Stated exercise a:
In the forum thread about rearranging trailer batteries, what did CnC use to secure the switch and busses?

Passage shown:
** Begin **

CnC Posted November 17, 2021 Posted November 17, 2021 Here's two pics from a 2020 E2. Original: First is the way the previous owner set up three lithium three batteries. The previous owner did NOT wire them up correctly - he wired them up as if they were lead batteries. Also note his installation of the shunt does NOT measure the system's charge/discharge properly. Revision: I decided to re-arrange the three existing batteries. My arrangement meant I didn't have to remove the heavy, bulky mattress and stand on my head. I did have to make new cables for the batteries, shunt and busses and then used the existing Oli cables. Be careful not to arrange the switch and busses in a way that crimps them when closing the battery compartment. I used VHB tape to secure the switch and busses. Arizona | 2020 Oliver Elite II Twin bed Hull #617 | 2021 Ram 1500 e-Hemi 4x4
John E Davies Posted November 17, 2021 Posted November 17, 2021 27 minutes ago, CnC said: Revision: I decided to re-arrange the three existing batteries. My arrangement meant I didn't have to remove the heavy, bulky mattress and stand on my head. I did have to make new cables for the batteries, shunt and busses and then used the existing Oli cables. Be careful not to arrange the switch and busses in a way that crimps them when closing the battery compartment. I used VHB tape to secure the switch and busses. That is pretty neat, since you are in Phoenix, how are those batteries holding up the the intense heat? VHB tape is pretty darn strong, but keep a very close eye on those parts that are directly over the manufacturer’s stickers, those may come loose. Removing the stickers first would make for a stronger bond. Can you post a pic that shows the hold down straps? Thanks, John Davies Spokane WA SOLD 07/23 "Mouse": 2017 Legacy Elite II Two Beds, Hull Number 218, See my HOW TO threads: Tow Vehicle: 2013 Land Cruiser 200, 32” LT tires, airbags, Safari snorkel, Maggiolina Grand Tour 360 Carbon RTT.

** End **

Stated exercise b:
Put the dataset records into a numbered list, from their beginning through the line containing "The transducer 86 is at (322, 318).", skipping blank lines and leaving out the pictures.

(Dataset records)
** Begin **

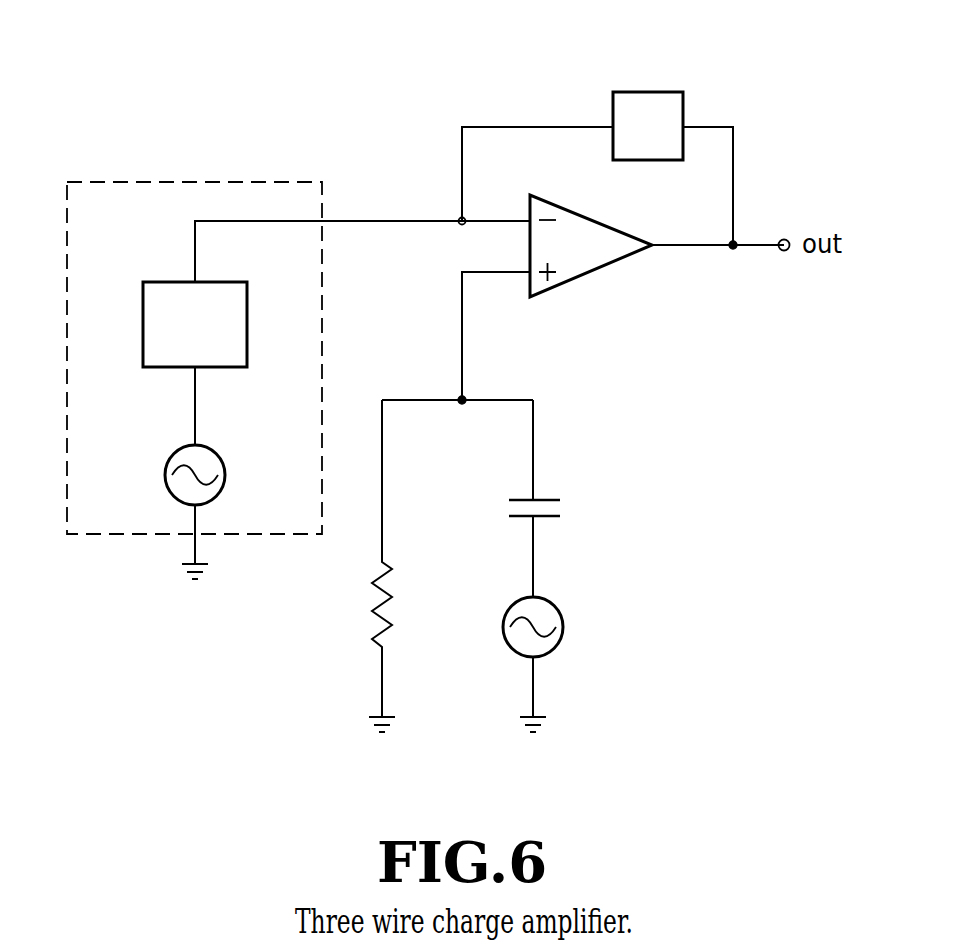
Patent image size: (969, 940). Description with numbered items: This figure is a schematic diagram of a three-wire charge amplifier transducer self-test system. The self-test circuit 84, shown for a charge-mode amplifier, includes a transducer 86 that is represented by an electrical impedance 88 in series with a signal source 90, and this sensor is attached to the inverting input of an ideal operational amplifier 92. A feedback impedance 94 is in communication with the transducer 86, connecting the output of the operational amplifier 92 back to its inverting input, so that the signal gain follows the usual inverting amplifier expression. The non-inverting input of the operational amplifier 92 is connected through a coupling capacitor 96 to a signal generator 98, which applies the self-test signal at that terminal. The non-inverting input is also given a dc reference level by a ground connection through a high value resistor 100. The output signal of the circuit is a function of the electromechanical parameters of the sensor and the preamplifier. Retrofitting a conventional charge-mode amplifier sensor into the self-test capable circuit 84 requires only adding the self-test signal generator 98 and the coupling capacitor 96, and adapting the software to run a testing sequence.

The self-test circuit 84 is at (142, 120).
The transducer 86 is at (322, 318).
The electrical impedance 88 is at (143, 320).
The signal source 90 is at (167, 457).
The operational amplifier 92 is at (597, 270).
The feedback impedance 94 is at (641, 92).
The coupling capacitor 96 is at (546, 525).
The signal generator 98 is at (560, 656).
The high value resistor 100 is at (388, 576).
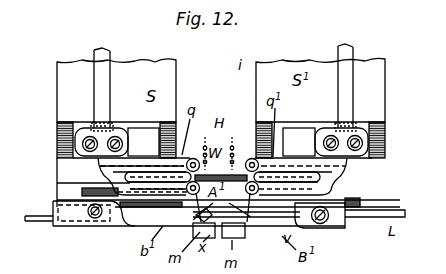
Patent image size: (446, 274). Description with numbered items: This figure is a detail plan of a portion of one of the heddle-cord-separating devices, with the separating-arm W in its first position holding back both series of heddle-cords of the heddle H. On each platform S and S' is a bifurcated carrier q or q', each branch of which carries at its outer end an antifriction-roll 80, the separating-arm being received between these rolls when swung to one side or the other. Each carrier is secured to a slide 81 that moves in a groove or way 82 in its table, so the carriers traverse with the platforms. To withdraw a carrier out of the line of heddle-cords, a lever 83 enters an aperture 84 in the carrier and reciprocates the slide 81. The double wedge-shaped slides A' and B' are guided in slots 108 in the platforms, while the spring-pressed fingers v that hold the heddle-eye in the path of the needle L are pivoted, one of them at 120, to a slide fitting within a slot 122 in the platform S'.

The antifriction-roll 80 is at (200, 156).
The slide 81 is at (221, 142).
The groove or way 82 is at (169, 120).
The lever 83 is at (108, 85).
The aperture 84 is at (109, 124).
The slot 108 is at (82, 190).
The pivot 120 is at (319, 227).
The slot 122 is at (362, 200).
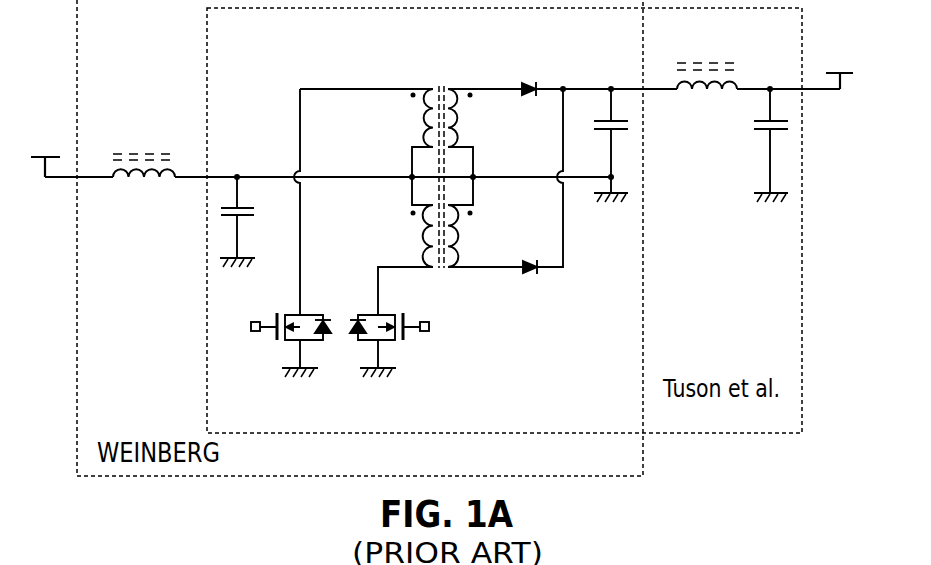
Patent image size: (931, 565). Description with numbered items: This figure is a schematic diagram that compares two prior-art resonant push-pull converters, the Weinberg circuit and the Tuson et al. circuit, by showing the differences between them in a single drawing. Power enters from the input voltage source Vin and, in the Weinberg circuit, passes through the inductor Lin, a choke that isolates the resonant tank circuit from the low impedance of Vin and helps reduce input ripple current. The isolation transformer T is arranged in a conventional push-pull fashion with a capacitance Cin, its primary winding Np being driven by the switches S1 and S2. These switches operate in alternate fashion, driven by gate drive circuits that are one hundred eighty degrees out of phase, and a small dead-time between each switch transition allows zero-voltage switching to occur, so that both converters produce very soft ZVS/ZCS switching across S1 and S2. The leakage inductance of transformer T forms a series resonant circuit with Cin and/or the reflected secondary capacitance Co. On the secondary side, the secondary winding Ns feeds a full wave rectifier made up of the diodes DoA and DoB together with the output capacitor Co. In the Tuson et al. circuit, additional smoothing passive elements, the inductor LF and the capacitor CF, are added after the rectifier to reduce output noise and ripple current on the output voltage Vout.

The input voltage source Vin is at (45, 150).
The output voltage Vout is at (840, 67).
The inductor (choke) Lin is at (144, 147).
The smoothing inductor LF is at (707, 59).
The capacitance Cin is at (257, 222).
The output capacitor Co is at (600, 145).
The smoothing capacitor CF is at (759, 145).
The isolation transformer T is at (443, 159).
The primary winding Np is at (401, 202).
The secondary winding Ns is at (485, 178).
The diode DoA is at (525, 72).
The diode DoB is at (526, 284).
The switch S1 is at (389, 330).
The switch S2 is at (291, 330).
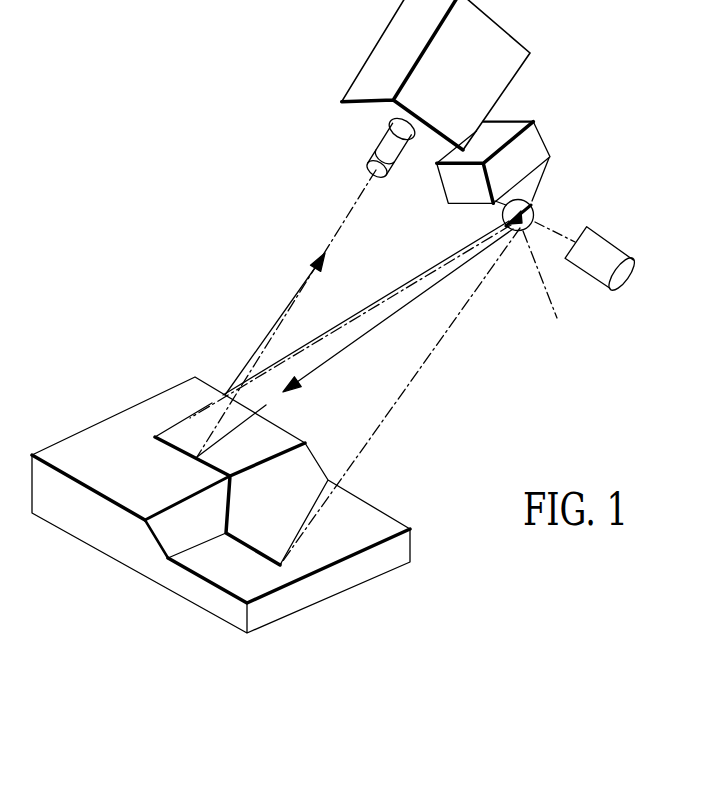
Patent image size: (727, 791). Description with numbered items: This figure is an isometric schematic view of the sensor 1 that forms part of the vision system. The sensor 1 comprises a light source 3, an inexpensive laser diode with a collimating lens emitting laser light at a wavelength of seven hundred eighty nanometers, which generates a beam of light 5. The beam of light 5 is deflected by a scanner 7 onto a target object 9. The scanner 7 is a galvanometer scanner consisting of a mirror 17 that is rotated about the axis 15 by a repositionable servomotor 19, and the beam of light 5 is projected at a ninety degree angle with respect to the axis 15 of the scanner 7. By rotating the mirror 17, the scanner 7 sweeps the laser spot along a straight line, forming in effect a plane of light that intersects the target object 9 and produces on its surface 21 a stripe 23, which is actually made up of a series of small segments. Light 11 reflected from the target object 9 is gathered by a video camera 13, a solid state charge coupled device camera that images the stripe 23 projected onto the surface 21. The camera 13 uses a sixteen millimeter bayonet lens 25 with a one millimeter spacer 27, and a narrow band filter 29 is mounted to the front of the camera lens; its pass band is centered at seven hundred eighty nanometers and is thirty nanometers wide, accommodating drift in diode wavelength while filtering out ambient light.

The sensor 1 is at (629, 46).
The light source 3 is at (604, 249).
The beam of light 5 is at (556, 234).
The scanner 7 is at (580, 148).
The target object 9 is at (100, 533).
The reflected light 11 is at (296, 300).
The video camera 13 is at (486, 45).
The axis of the scanner 15 is at (548, 298).
The mirror 17 is at (533, 203).
The servomotor 19 is at (530, 146).
The surface 21 is at (84, 443).
The stripe 23 is at (257, 553).
The bayonet lens 25 is at (380, 144).
The spacer 27 is at (380, 125).
The narrow band filter 29 is at (371, 169).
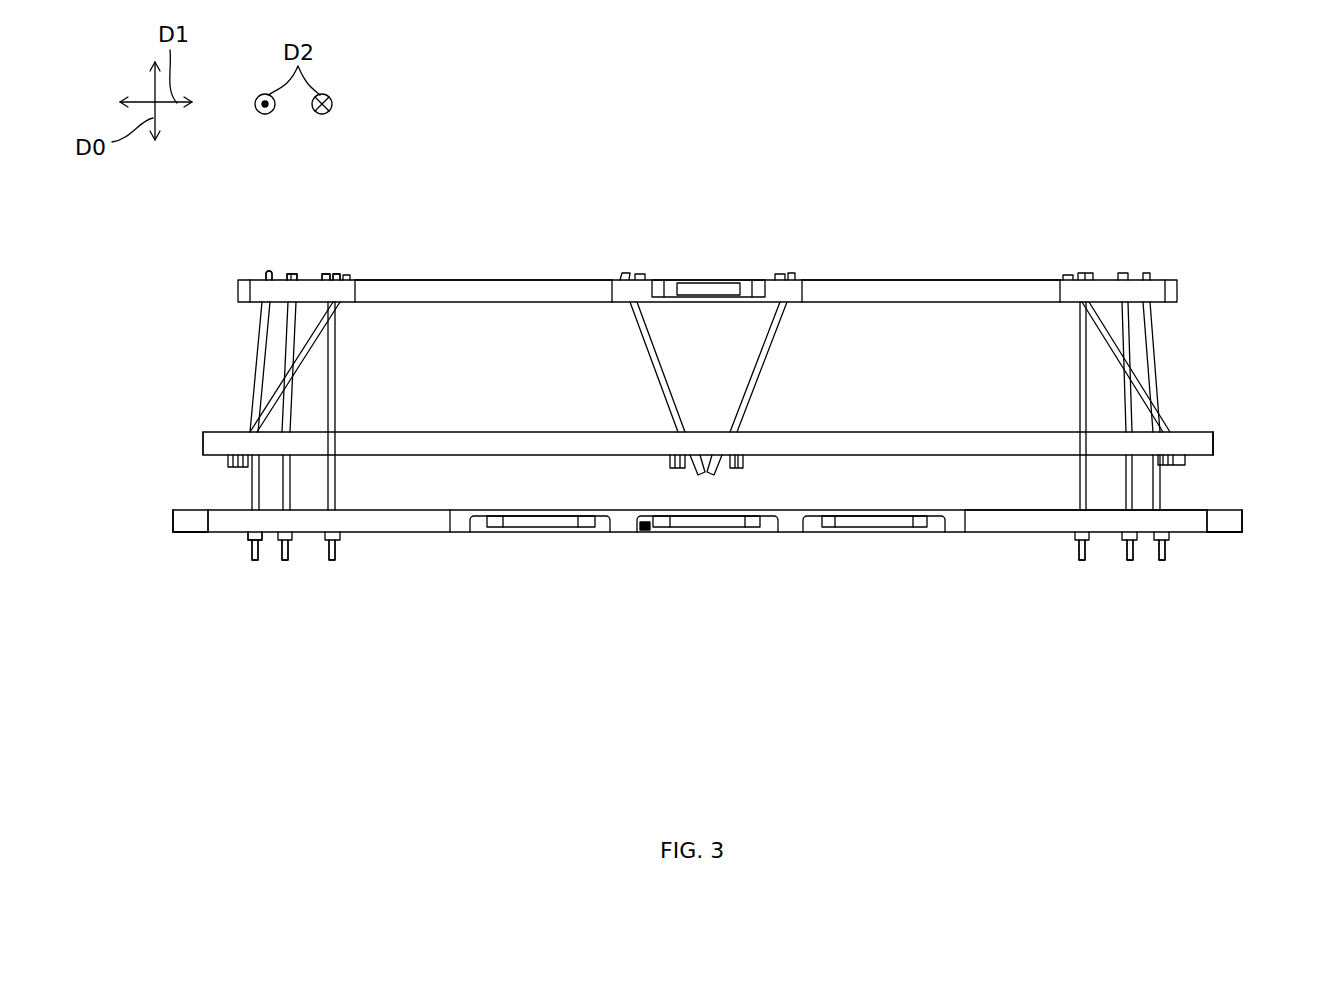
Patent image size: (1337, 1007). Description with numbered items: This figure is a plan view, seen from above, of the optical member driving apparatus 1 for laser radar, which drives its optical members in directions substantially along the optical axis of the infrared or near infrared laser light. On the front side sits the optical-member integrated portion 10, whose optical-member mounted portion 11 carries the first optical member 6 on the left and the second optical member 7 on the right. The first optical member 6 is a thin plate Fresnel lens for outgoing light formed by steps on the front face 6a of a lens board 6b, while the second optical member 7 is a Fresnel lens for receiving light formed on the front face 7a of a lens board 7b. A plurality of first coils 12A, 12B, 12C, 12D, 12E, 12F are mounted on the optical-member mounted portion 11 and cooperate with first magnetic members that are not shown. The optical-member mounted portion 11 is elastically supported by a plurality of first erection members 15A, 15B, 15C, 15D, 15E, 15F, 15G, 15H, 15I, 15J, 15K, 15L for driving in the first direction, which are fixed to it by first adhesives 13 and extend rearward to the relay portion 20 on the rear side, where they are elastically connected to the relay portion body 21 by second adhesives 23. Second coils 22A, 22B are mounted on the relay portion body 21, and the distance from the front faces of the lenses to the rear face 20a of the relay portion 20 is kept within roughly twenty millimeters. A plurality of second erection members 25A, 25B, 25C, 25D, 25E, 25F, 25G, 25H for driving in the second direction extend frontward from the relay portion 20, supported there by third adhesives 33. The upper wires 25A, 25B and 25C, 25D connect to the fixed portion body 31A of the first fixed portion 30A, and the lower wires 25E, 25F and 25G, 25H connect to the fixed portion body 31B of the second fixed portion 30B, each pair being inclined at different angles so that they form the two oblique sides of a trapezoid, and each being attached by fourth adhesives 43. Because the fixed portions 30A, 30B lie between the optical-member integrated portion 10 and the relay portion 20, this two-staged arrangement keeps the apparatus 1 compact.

The optical member driving apparatus for laser radar 1 is at (708, 705).
The first optical member 6 is at (180, 518).
The front face of first optical member 6a is at (200, 532).
The lens board of first optical member 6b is at (190, 532).
The second optical member 7 is at (1232, 515).
The front face of second optical member 7a is at (1215, 532).
The lens board of second optical member 7b is at (1232, 532).
The optical-member integrated portion 10 is at (215, 535).
The optical-member mounted portion 11 is at (1190, 522).
The first coil 12A is at (520, 525).
The first coil 12B is at (690, 525).
The first coil 12C is at (860, 525).
The first coil 12D is at (560, 525).
The first coil 12E is at (725, 525).
The first coil 12F is at (895, 525).
The first adhesive 13 is at (252, 548).
The first erection member 15A is at (258, 562).
The first erection member 15B is at (288, 562).
The first erection member 15C is at (332, 562).
The first erection member 15D is at (1082, 562).
The first erection member 15E is at (1128, 562).
The first erection member 15F is at (1162, 562).
The first erection member 15G is at (255, 562).
The first erection member 15H is at (285, 562).
The first erection member 15I is at (335, 562).
The first erection member 15J is at (1080, 562).
The first erection member 15K is at (1128, 562).
The first erection member 15L is at (1162, 562).
The relay portion 20 is at (402, 280).
The rear face of relay portion 20a is at (458, 280).
The relay portion body 21 is at (955, 290).
The second coil 22A is at (700, 282).
The second coil 22B is at (718, 283).
The second adhesive 23 is at (283, 273).
The second erection member 25A is at (283, 383).
The second erection member 25B is at (653, 362).
The second erection member 25C is at (762, 362).
The second erection member 25D is at (1135, 388).
The second erection member 25E is at (303, 336).
The second erection member 25F is at (650, 382).
The second erection member 25G is at (762, 383).
The second erection member 25H is at (1117, 338).
The first fixed portion 30A is at (205, 437).
The second fixed portion 30B is at (1215, 438).
The fixed portion body of first fixed portion 31A is at (210, 447).
The fixed portion body of second fixed portion 31B is at (1215, 452).
The third adhesive 33 is at (323, 273).
The fourth adhesive 43 is at (242, 465).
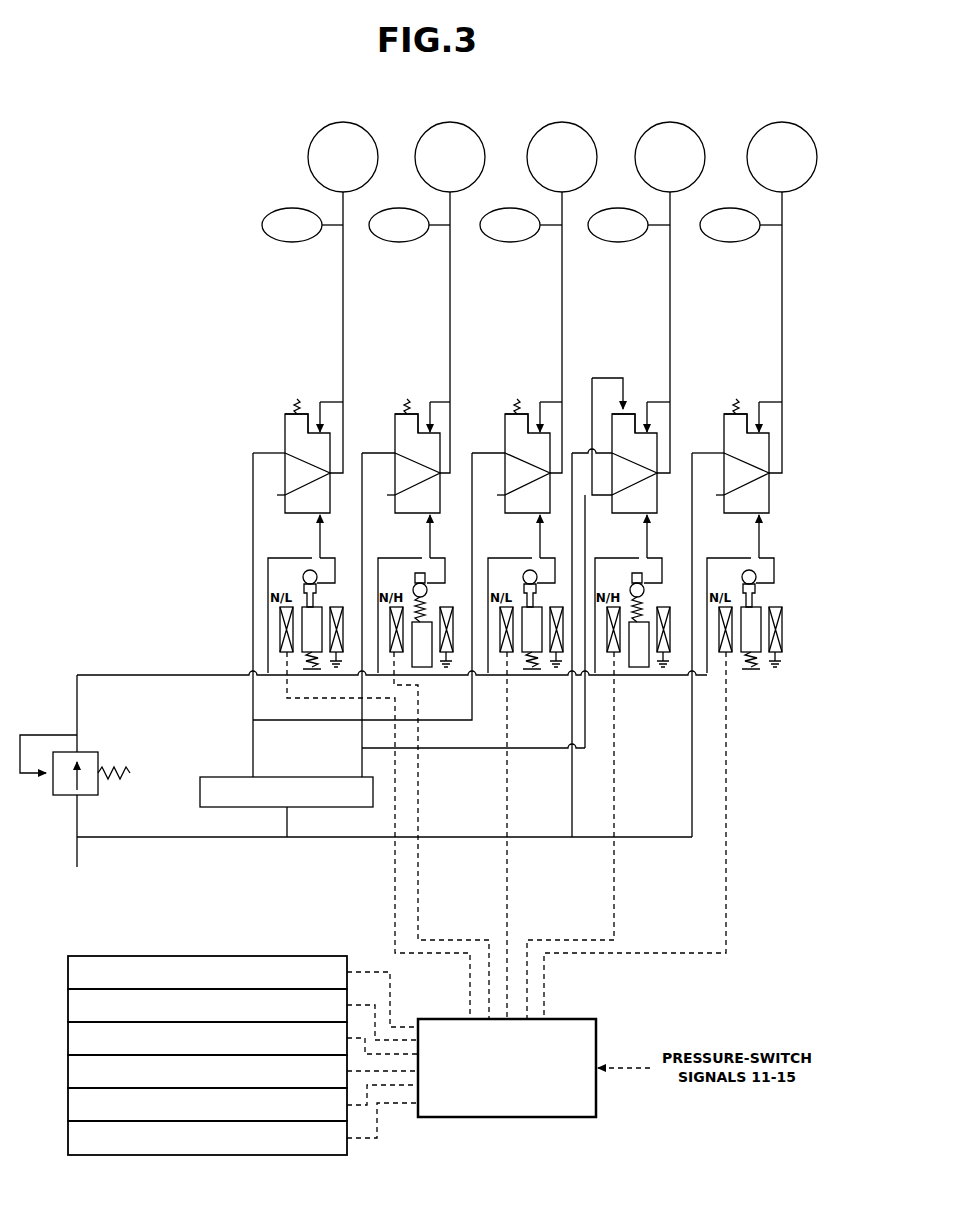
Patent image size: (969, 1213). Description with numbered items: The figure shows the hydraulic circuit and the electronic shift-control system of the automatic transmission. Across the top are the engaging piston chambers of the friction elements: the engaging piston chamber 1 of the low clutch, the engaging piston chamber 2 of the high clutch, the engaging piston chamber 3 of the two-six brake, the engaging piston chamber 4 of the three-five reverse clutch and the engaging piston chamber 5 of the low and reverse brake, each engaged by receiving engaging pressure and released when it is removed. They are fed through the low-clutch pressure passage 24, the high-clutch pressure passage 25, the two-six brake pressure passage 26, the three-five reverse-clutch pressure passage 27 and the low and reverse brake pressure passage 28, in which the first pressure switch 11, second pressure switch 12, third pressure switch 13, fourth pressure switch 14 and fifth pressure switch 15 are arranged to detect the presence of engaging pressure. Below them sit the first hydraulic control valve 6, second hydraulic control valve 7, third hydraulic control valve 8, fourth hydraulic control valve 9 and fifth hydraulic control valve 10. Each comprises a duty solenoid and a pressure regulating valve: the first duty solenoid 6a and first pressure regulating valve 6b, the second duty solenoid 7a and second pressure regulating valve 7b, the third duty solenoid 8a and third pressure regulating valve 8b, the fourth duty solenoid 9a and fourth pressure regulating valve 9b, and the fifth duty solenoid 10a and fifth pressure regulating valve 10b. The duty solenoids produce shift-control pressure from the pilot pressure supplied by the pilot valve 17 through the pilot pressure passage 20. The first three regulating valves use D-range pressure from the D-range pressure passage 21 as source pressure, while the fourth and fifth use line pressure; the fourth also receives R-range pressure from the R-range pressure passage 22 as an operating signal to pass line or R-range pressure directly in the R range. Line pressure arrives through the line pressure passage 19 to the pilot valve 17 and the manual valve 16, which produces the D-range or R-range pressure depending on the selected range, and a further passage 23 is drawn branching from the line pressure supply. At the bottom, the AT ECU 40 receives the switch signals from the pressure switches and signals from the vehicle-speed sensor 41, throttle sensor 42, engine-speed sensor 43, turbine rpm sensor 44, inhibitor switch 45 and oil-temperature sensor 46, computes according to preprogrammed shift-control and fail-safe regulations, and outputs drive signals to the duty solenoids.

** End **

Written reply a:
VHB tape.

Written reply b:
1. Patent image size: (969, 940). Description with numbered items: This figure is a schematic diagram of a three-wire charge amplifier transducer self-test system. The self-test circuit 84, shown for a charge-mode amplifier, includes a transducer 86 that is represented by an electrical impedance 88 in series with a signal source 90, and this sensor is attached to the inverting input of an ideal operational amplifier 92. A feedback impedance 94 is in communication with the transducer 86, connecting the output of the operational amplifier 92 back to its inverting input, so that the signal gain follows the usual inverting amplifier expression. The non-inverting input of the operational amplifier 92 is connected through a coupling capacitor 96 to a signal generator 98, which applies the self-test signal at that terminal. The non-inverting input is also given a dc reference level by a ground connection through a high value resistor 100. The output signal of the circuit is a function of the electromechanical parameters of the sensor and the preamplifier. Retrofitting a conventional charge-mode amplifier sensor into the self-test capable circuit 84 requires only adding the self-test signal generator 98 and the coupling capacitor 96, and adapting the software to run a testing sequence.
2. The self-test circuit 84 is at (142, 120).
3. The transducer 86 is at (322, 318).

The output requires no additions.